Stored data:
::::::::

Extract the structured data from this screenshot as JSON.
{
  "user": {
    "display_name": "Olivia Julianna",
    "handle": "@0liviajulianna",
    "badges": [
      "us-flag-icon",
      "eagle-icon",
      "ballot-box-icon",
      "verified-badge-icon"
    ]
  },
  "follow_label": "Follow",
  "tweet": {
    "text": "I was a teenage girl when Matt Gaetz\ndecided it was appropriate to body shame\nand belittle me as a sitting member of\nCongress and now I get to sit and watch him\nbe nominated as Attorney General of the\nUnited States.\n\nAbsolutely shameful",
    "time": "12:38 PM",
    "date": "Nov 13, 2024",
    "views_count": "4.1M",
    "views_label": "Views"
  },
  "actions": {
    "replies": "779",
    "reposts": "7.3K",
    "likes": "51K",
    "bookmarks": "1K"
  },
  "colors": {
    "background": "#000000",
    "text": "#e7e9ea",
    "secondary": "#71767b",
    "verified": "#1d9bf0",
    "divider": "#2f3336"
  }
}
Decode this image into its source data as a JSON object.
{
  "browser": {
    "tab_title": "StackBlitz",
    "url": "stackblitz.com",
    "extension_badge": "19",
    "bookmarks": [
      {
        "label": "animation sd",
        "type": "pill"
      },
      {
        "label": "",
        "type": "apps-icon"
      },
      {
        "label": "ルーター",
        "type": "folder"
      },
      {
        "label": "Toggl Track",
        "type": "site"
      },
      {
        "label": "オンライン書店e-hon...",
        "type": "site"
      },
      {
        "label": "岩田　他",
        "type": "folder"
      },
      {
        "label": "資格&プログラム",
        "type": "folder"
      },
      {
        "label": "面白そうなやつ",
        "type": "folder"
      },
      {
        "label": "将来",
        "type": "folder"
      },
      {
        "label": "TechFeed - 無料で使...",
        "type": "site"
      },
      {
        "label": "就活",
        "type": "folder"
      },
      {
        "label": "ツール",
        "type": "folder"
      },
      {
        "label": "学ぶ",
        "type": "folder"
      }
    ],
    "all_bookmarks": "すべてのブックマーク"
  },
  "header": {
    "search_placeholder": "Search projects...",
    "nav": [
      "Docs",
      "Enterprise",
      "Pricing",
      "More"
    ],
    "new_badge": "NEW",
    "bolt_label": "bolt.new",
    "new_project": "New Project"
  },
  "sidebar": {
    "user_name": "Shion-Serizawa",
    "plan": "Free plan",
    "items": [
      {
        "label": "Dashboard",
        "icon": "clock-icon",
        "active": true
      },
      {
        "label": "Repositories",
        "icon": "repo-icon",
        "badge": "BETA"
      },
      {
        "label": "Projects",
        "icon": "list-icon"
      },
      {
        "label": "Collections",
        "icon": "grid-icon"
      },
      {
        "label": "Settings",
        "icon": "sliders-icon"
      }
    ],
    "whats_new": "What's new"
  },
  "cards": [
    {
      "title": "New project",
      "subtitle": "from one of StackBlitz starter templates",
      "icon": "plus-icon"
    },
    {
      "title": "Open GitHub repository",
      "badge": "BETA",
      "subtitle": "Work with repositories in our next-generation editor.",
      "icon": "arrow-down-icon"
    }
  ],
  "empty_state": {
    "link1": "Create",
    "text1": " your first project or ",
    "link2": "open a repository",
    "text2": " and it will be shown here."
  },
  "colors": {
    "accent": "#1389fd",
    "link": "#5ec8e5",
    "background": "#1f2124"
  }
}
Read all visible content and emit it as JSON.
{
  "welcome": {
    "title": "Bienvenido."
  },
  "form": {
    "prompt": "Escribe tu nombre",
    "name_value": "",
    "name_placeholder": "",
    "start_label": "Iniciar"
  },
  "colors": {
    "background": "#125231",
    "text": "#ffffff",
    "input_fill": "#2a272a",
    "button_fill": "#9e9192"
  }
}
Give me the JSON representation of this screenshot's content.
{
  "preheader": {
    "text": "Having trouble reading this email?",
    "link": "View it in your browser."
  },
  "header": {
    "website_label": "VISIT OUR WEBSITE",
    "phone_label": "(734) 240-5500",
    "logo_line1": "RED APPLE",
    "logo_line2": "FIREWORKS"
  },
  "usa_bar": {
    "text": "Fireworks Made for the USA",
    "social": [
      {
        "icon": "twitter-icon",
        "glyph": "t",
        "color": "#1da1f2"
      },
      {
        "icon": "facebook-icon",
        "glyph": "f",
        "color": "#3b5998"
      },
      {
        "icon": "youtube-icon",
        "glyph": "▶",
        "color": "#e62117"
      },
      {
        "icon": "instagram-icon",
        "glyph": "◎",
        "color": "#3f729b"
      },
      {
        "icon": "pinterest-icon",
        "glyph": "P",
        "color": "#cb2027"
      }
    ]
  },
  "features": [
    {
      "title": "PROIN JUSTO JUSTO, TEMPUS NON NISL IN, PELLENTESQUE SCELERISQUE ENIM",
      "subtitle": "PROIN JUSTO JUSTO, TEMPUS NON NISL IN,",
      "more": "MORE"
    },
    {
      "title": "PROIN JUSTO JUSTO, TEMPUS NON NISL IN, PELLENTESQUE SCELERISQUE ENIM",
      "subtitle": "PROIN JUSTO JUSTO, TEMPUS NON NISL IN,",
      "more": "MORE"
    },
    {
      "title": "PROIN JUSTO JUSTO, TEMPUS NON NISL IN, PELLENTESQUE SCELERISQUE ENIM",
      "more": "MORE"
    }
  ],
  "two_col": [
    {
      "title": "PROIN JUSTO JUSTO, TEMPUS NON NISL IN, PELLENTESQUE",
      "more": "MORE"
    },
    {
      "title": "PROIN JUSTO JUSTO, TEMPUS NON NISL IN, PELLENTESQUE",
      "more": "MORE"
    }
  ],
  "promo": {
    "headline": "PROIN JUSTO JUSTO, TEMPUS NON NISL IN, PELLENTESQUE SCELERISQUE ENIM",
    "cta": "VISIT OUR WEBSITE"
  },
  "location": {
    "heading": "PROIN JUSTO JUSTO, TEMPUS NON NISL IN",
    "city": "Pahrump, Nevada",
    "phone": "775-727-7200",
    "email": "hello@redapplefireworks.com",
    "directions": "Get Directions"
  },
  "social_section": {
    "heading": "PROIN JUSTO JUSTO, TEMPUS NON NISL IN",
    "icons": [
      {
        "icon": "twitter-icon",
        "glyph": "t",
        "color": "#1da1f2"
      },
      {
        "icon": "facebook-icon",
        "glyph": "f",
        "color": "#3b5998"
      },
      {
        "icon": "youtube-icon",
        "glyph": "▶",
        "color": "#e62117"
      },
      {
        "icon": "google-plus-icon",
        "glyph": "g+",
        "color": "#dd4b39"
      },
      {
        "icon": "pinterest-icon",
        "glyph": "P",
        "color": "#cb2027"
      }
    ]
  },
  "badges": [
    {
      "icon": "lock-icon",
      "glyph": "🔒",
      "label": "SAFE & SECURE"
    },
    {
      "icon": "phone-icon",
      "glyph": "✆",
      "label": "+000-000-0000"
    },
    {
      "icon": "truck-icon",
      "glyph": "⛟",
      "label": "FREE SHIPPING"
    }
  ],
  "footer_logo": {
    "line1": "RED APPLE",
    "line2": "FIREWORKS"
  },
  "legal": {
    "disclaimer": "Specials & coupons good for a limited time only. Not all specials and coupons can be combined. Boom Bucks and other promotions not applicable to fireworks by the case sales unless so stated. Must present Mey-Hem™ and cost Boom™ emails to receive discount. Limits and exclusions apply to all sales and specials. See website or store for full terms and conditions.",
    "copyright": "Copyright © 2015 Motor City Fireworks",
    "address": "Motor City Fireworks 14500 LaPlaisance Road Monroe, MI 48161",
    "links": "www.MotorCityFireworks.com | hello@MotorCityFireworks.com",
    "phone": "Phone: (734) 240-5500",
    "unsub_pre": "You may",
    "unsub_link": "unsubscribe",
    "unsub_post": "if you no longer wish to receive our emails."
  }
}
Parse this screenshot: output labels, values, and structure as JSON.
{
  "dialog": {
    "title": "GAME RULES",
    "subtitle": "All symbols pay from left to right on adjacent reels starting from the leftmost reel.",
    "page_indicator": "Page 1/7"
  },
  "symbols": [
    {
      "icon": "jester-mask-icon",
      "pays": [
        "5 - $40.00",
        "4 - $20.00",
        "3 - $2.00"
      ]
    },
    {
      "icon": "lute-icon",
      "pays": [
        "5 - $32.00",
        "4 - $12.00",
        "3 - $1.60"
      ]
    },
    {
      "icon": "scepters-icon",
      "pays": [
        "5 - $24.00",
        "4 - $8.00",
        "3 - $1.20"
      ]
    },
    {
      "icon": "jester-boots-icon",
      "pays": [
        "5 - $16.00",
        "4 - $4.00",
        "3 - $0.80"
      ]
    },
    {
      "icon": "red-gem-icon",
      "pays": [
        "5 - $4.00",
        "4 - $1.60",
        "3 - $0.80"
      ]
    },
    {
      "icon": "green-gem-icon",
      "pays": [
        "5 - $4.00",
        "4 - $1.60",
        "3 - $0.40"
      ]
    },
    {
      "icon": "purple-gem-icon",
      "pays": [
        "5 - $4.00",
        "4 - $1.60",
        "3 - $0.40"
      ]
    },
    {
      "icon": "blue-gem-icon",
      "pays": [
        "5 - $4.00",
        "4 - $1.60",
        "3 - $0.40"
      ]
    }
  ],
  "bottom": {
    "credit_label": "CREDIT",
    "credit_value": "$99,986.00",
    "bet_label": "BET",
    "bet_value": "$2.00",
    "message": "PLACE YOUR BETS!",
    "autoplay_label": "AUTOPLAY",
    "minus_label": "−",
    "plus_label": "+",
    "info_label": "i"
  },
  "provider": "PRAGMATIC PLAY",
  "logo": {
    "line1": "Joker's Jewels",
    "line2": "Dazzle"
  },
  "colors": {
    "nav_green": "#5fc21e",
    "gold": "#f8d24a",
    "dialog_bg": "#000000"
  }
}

::::::::

Collect the complete line wherever the string "time" appears in the records.

    "time": "12:38 PM",
    "disclaimer": "Specials & coupons good for a limited time only. Not all specials and coupons can be combined. Boom Bucks and other promotions not applicable to fireworks by the case sales unless so stated. Must present Mey-Hem™ and cost Boom™ emails to receive discount. Limits and exclusions apply to all sales and specials. See website or store for full terms and conditions.",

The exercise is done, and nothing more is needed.